*Excerpted passage:*

────────────────

Consider these two routes, highlighted with yellow and red.

From our point of view, these are the same. Both touch the same bridges in the same order, and they start/end on the same islands.

Shall we complicate things by taking the exact routes into account? Of course not.

Thus, we proceed to mentally strip the geographical and urban details. This way, we are left with a “map” that represents only the key information, and nothing else. The very skeleton of the problem.

In this “map”, islands are represented by nodes, and bridges are represented by edges between corresponding nodes. This is called a graph, an abstraction of nodes and their connections. Thus, the question becomes: can you traverse the graph by touching each edge exactly once?

Graphs are not just for representing urban maps: they are used in electrical engineering, sociology, biology, and practically every other field of science. For instance, we can model social networks by representing people with nodes and social relationships with edges. Here is a graph modeling the structure of a small university karate club, described by Wayne W. Zachary in his famous paper An Information Flow Model for Conflict and Fission in Small Groups.

────────────────

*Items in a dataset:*
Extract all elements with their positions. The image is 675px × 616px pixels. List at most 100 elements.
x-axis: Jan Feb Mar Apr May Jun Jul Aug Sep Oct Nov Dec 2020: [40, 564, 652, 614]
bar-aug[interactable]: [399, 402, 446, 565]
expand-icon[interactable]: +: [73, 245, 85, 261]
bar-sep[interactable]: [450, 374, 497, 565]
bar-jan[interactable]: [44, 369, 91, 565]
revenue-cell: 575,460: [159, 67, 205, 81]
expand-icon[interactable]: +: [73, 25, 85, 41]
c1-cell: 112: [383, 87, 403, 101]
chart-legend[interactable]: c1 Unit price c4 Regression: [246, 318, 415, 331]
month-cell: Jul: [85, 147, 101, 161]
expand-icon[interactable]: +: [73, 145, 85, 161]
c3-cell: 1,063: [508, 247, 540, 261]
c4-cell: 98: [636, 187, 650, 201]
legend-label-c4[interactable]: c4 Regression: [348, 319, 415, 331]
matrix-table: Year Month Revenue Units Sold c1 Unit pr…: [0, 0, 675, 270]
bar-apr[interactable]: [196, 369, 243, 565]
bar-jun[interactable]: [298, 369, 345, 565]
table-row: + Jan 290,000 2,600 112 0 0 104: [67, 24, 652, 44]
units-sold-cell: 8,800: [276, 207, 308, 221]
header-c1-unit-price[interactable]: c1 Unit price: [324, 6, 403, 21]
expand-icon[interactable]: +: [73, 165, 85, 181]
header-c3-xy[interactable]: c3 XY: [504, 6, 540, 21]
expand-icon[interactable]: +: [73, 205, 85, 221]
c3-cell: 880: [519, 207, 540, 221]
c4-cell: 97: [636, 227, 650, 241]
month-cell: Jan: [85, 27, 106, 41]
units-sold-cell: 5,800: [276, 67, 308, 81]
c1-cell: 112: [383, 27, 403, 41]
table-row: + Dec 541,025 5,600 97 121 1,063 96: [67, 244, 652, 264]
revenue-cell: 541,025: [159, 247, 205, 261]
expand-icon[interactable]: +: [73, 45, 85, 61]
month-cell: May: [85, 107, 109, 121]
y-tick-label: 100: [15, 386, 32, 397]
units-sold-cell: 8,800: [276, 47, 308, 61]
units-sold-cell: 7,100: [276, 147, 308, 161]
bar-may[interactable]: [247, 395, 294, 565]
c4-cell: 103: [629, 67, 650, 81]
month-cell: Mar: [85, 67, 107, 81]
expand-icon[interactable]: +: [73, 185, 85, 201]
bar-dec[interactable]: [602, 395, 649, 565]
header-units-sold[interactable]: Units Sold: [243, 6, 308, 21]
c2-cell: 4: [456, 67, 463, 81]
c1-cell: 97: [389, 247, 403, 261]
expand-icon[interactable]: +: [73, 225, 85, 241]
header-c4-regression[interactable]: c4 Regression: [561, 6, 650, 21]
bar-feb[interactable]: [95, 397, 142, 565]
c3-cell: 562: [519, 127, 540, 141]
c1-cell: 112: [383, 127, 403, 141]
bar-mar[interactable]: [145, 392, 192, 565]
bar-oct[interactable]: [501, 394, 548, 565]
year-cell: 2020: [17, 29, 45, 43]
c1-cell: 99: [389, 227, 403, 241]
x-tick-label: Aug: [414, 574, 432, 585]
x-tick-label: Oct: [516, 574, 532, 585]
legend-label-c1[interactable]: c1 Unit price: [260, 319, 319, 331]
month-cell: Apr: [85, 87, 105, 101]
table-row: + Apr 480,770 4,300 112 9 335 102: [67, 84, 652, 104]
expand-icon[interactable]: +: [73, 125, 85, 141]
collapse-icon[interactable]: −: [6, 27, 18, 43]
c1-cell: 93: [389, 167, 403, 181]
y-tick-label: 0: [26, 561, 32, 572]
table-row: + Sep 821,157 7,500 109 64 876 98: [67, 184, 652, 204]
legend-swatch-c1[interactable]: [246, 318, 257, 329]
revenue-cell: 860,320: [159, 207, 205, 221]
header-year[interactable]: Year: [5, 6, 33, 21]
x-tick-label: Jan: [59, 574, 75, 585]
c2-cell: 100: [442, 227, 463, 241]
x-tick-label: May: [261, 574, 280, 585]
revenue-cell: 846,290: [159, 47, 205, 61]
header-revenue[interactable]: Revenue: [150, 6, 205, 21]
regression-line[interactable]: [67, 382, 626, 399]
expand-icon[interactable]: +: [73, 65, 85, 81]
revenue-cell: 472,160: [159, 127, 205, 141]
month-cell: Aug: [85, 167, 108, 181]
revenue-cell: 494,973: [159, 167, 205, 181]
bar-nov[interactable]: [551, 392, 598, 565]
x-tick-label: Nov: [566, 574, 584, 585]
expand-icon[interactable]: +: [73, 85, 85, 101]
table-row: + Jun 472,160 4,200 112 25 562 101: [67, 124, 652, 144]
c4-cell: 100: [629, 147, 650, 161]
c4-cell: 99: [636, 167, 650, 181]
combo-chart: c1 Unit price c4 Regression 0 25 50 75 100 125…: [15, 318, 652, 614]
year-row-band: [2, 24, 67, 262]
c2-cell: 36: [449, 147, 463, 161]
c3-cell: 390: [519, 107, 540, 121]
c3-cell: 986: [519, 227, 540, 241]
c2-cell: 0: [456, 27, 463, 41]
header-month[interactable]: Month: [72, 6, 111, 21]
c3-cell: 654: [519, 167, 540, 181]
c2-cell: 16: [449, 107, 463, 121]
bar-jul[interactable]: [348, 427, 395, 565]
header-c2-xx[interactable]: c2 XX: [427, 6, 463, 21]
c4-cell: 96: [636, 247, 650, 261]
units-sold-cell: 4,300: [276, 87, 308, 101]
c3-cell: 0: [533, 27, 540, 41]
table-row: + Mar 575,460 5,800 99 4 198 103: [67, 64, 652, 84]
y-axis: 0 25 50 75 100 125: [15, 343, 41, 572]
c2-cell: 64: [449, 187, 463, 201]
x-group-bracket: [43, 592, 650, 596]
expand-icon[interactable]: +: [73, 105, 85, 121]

────────────────

*Try it:*
Answer these questions about the excerpt on graphs:
1. In the stripped-down "map," what represents the islands?
2. What do the yellow and red routes have in common?
3. Who described the small university karate club that the graph models?

*Answer to this exercise:*
1. Nodes represent the islands.
2. Both touch the same bridges in the same order, and they start and end on the same islands.
3. Wayne W. Zachary.